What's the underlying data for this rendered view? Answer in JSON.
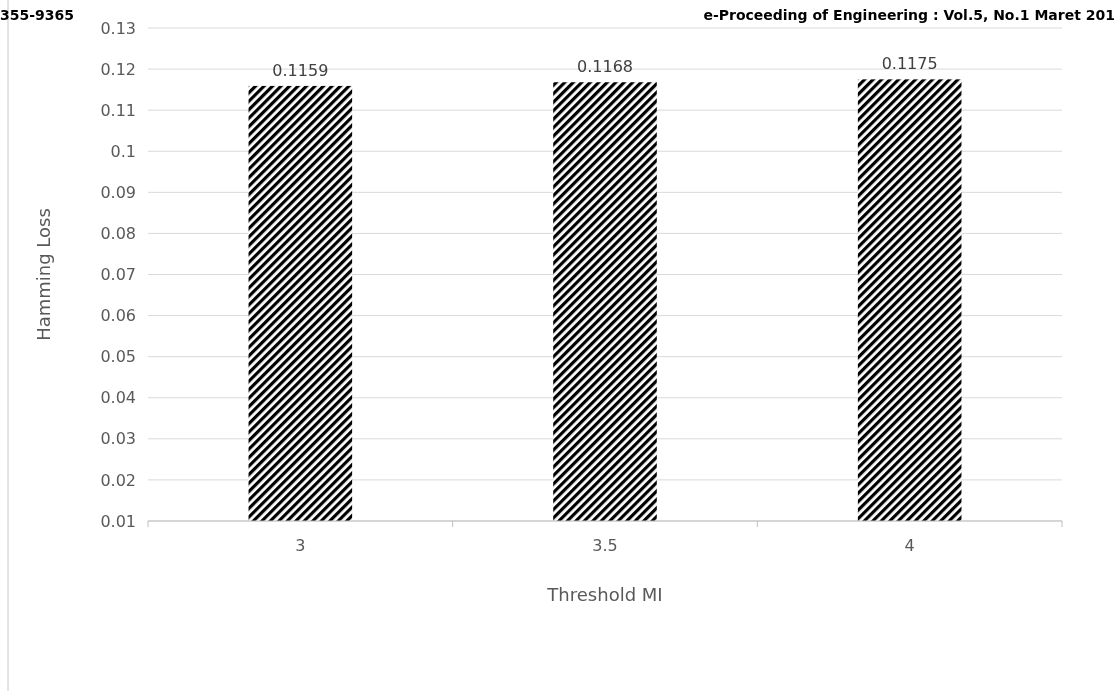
{
  "chart_data": {
    "type": "bar",
    "xlabel": "Threshold MI",
    "ylabel": "Hamming Loss",
    "annotations": [
      "355-9365",
      "e-Proceeding of Engineering : Vol.5, No.1 Maret 201"
    ],
    "categories": [
      "3",
      "3.5",
      "4"
    ],
    "values": [
      0.1159,
      0.1168,
      0.1175
    ],
    "color": "#000000",
    "ylim": [
      0.01,
      0.13
    ],
    "yticks": [
      0.01,
      0.02,
      0.03,
      0.04,
      0.05,
      0.06,
      0.07,
      0.08,
      0.09,
      0.1,
      0.11,
      0.12,
      0.13
    ],
    "grid": "y",
    "data_labels": true
  }
}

______________________________

**BRIEF**. Leave out the pictures and output the rest of the material exactly as written.

**SOLVED EXERCISE**.
What's the underlying data for this rendered view? Answer in JSON.
{
  "chart_data": {
    "type": "bar",
    "xlabel": "Threshold MI",
    "ylabel": "Hamming Loss",
    "annotations": [
      "355-9365",
      "e-Proceeding of Engineering : Vol.5, No.1 Maret 201"
    ],
    "categories": [
      "3",
      "3.5",
      "4"
    ],
    "values": [
      0.1159,
      0.1168,
      0.1175
    ],
    "color": "#000000",
    "ylim": [
      0.01,
      0.13
    ],
    "yticks": [
      0.01,
      0.02,
      0.03,
      0.04,
      0.05,
      0.06,
      0.07,
      0.08,
      0.09,
      0.1,
      0.11,
      0.12,
      0.13
    ],
    "grid": "y",
    "data_labels": true
  }
}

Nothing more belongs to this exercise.